**Problem description**
Print every line of the listing exactly, please.
(begin)
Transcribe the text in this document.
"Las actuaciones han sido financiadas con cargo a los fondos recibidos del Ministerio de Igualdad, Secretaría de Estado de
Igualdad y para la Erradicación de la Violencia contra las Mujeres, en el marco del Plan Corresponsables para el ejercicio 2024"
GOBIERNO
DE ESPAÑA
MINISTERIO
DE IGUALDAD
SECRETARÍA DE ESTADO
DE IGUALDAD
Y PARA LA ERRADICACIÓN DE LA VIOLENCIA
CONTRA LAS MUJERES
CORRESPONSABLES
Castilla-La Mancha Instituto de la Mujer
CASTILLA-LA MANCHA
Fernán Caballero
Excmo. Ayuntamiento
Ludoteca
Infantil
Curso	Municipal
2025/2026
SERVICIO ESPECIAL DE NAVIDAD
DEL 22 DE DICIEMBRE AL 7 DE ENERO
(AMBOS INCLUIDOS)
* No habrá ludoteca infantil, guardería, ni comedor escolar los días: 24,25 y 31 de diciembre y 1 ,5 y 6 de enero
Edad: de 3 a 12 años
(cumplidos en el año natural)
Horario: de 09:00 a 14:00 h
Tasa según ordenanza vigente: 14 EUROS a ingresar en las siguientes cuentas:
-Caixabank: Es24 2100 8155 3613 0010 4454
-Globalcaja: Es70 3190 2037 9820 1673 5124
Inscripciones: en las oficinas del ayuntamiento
(end)
**Reply to the task**
Transcribe the text in this document.
"Las actuaciones han sido financiadas con cargo a los fondos recibidos del Ministerio de Igualdad, Secretaría de Estado de
Igualdad y para la Erradicación de la Violencia contra las Mujeres, en el marco del Plan Corresponsables para el ejercicio 2024"
GOBIERNO
DE ESPAÑA
MINISTERIO
DE IGUALDAD
SECRETARÍA DE ESTADO
DE IGUALDAD
Y PARA LA ERRADICACIÓN DE LA VIOLENCIA
CONTRA LAS MUJERES
CORRESPONSABLES
Castilla-La Mancha Instituto de la Mujer
CASTILLA-LA MANCHA
Fernán Caballero
Excmo. Ayuntamiento
Ludoteca
Infantil
Curso	Municipal
2025/2026
SERVICIO ESPECIAL DE NAVIDAD
DEL 22 DE DICIEMBRE AL 7 DE ENERO
(AMBOS INCLUIDOS)
* No habrá ludoteca infantil, guardería, ni comedor escolar los días: 24,25 y 31 de diciembre y 1 ,5 y 6 de enero
Edad: de 3 a 12 años
(cumplidos en el año natural)
Horario: de 09:00 a 14:00 h
Tasa según ordenanza vigente: 14 EUROS a ingresar en las siguientes cuentas:
-Caixabank: Es24 2100 8155 3613 0010 4454
-Globalcaja: Es70 3190 2037 9820 1673 5124
Inscripciones: en las oficinas del ayuntamiento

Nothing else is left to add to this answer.